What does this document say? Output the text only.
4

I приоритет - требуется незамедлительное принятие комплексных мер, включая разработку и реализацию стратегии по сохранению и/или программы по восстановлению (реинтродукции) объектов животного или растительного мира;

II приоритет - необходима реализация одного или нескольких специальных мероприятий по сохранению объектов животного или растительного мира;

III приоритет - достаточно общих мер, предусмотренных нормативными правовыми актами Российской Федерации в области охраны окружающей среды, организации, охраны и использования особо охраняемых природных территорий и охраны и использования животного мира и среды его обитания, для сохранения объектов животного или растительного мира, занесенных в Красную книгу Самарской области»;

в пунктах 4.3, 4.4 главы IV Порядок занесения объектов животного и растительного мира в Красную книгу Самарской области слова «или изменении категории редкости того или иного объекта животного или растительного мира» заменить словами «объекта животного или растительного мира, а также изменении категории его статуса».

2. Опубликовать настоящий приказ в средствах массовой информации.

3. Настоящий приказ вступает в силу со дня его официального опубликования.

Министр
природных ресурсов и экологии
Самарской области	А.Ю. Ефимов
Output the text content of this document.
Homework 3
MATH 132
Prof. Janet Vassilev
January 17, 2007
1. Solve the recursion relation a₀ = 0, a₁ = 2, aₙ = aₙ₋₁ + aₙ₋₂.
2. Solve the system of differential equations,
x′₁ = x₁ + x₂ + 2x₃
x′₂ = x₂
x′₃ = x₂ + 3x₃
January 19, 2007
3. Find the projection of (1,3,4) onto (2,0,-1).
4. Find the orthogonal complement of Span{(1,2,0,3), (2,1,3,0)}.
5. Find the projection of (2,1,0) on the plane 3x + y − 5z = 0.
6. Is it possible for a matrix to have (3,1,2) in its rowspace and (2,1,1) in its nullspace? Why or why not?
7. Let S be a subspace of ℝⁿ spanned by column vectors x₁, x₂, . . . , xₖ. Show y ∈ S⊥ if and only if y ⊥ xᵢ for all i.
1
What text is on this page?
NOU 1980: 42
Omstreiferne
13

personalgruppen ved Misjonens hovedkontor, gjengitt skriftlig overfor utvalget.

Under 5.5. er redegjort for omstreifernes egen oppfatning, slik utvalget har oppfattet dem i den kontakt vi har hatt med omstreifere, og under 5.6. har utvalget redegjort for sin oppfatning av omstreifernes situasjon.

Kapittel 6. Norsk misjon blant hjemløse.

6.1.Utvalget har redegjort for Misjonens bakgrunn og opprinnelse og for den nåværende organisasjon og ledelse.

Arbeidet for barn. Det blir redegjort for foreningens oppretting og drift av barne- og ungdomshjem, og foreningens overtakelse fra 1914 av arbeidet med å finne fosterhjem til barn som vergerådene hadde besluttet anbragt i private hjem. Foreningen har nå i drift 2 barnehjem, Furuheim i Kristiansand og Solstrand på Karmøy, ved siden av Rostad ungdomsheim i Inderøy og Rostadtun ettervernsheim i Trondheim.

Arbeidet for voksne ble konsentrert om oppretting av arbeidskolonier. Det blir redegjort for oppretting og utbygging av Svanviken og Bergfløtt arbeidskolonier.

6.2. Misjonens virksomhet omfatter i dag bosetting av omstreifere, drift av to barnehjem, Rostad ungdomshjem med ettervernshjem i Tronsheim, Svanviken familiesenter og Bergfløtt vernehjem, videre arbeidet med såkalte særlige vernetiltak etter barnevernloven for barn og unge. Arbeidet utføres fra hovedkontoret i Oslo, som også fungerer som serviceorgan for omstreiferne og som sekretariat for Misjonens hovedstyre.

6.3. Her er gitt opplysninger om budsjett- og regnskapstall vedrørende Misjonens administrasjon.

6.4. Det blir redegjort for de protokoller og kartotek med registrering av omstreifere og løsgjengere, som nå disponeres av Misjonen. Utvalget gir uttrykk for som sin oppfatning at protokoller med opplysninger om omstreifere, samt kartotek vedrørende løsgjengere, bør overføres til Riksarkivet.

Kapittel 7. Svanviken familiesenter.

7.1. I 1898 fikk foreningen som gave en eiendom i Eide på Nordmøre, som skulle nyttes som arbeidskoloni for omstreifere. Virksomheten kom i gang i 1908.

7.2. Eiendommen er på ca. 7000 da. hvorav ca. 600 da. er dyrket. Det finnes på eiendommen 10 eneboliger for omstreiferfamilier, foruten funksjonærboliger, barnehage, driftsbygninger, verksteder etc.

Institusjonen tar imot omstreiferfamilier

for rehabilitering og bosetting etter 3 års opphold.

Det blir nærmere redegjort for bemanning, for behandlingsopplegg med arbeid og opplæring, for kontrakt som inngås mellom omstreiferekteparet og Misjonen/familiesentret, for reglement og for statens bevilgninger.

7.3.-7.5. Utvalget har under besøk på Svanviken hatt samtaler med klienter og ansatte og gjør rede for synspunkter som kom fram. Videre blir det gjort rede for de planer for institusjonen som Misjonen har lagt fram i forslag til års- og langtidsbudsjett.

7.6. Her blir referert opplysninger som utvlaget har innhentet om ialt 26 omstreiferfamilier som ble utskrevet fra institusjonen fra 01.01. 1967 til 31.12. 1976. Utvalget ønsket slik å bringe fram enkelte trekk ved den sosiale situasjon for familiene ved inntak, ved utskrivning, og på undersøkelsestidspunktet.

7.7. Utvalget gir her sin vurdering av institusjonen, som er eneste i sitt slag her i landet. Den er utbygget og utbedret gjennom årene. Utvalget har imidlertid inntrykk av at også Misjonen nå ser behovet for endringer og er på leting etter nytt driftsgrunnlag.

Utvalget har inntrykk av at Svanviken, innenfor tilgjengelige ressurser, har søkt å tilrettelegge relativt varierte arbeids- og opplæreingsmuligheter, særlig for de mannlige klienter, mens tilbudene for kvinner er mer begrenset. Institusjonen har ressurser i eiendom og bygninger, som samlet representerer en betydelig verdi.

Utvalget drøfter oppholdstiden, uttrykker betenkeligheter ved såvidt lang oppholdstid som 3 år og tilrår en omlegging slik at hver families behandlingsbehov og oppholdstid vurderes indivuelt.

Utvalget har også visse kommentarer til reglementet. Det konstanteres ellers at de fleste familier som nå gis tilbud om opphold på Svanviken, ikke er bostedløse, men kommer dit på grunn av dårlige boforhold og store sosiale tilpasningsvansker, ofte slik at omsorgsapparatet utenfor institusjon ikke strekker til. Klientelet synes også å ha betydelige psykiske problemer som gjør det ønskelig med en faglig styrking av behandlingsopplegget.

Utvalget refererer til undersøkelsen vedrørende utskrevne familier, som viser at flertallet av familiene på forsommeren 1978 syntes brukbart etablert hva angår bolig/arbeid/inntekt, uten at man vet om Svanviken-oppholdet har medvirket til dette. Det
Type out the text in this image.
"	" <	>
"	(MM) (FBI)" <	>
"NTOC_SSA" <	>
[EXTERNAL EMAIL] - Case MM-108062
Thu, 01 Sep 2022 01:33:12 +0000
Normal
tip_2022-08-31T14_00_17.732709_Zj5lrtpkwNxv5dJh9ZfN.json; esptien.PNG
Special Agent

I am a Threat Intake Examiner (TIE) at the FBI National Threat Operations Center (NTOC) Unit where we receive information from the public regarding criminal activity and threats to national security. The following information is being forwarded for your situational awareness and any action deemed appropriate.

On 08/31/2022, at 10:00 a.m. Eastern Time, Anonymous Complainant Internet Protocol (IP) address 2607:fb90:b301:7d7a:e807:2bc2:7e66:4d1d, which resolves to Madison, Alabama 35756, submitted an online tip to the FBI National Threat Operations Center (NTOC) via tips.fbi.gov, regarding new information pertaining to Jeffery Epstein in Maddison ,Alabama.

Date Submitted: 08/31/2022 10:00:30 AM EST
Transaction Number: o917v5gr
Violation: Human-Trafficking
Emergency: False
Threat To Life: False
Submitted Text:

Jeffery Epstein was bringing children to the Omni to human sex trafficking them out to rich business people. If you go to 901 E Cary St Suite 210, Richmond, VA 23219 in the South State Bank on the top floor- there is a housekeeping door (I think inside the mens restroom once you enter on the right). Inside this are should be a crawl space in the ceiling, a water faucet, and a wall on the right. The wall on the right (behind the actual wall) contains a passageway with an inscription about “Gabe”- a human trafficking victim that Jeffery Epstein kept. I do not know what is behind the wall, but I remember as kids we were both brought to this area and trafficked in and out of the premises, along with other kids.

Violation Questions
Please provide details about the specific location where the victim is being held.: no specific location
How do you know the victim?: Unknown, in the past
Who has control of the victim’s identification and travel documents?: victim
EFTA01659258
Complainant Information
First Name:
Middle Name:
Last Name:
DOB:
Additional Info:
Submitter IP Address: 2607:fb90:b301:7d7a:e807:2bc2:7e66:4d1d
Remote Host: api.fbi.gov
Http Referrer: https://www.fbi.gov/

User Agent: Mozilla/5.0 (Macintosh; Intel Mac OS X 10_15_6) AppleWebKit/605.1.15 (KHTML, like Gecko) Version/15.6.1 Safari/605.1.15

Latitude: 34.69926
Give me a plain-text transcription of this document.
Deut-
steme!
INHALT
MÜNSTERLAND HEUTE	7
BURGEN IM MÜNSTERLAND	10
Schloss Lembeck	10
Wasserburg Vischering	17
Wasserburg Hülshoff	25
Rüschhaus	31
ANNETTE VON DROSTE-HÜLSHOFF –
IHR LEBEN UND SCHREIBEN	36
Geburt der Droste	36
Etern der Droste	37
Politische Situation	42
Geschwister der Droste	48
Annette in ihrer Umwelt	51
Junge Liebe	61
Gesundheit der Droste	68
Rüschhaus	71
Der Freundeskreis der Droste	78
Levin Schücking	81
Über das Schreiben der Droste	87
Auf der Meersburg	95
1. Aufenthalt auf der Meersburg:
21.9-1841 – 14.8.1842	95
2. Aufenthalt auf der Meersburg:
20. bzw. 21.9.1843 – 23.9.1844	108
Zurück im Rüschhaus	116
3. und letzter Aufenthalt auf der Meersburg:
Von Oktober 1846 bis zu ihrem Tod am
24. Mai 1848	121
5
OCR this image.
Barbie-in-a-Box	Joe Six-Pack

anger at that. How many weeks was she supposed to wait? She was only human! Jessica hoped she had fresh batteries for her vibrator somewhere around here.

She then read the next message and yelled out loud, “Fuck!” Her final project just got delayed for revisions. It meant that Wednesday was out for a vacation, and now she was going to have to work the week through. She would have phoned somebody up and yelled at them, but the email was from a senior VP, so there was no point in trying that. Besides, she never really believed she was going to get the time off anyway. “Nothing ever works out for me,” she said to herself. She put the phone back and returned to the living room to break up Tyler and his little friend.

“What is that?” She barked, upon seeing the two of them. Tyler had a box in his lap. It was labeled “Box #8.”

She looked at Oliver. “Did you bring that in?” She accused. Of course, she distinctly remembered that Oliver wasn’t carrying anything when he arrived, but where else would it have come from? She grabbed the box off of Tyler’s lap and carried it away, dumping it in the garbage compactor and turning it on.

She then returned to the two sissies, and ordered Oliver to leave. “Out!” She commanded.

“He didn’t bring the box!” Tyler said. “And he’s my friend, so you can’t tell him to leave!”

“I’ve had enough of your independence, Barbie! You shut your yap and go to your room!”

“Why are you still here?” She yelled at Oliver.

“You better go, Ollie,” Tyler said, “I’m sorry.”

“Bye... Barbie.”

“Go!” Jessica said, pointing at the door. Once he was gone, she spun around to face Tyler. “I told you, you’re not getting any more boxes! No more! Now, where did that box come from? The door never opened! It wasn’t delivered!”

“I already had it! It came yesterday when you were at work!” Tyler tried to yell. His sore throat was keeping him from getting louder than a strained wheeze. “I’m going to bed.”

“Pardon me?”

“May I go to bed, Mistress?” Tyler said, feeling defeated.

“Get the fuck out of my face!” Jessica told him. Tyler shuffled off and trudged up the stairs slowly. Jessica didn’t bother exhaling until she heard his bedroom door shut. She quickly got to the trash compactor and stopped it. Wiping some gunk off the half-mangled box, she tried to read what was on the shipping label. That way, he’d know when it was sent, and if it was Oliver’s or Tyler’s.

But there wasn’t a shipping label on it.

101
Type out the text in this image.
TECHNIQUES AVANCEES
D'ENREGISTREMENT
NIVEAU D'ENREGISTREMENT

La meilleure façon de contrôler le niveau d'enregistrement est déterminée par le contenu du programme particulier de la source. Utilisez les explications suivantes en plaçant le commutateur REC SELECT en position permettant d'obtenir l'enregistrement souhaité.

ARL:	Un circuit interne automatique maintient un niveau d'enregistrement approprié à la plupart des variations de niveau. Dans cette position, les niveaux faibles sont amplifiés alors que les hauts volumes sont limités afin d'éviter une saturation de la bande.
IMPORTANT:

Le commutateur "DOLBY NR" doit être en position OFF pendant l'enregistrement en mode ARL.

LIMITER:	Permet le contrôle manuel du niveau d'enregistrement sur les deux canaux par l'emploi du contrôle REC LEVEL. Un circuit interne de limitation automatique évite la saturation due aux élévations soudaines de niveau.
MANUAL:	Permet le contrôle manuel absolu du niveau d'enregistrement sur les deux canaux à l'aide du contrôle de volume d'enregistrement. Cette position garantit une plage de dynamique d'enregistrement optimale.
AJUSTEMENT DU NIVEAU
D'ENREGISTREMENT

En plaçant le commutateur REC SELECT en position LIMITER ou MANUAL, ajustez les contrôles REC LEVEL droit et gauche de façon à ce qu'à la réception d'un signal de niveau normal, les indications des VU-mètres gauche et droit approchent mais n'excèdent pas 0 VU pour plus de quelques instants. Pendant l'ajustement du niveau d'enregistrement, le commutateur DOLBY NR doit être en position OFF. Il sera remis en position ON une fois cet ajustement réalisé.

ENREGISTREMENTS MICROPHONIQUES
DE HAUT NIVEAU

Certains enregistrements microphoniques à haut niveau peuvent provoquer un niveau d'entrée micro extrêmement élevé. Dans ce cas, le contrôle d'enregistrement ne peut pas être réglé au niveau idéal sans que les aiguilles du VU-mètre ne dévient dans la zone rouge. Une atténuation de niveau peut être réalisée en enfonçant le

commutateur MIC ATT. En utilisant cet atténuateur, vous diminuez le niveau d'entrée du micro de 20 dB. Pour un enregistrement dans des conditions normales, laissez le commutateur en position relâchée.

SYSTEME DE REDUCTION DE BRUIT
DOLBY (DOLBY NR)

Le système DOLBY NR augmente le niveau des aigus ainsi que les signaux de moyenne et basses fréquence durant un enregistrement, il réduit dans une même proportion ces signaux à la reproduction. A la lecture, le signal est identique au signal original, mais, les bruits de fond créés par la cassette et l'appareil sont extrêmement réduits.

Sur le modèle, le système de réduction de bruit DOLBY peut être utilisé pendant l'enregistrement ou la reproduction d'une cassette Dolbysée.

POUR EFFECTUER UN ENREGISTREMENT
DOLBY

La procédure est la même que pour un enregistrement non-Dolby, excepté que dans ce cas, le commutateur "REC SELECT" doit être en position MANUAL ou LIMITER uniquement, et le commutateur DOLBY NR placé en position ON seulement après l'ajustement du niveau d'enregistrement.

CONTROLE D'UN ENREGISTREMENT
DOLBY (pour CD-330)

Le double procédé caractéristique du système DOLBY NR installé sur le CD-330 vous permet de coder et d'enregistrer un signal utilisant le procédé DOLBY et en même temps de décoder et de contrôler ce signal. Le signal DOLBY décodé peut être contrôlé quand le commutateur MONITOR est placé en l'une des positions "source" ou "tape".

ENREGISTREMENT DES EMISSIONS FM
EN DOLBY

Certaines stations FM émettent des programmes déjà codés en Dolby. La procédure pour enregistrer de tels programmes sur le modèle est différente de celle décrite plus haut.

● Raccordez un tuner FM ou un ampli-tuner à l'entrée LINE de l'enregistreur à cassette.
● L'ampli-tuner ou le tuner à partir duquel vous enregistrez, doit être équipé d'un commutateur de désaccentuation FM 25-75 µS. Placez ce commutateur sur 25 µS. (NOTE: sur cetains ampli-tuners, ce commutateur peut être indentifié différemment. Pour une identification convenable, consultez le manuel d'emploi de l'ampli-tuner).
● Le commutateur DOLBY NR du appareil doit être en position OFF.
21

Written instruction> Find every line of the data that holds the string "deux", then say how many there are and nothing else.

Answer to this task> 2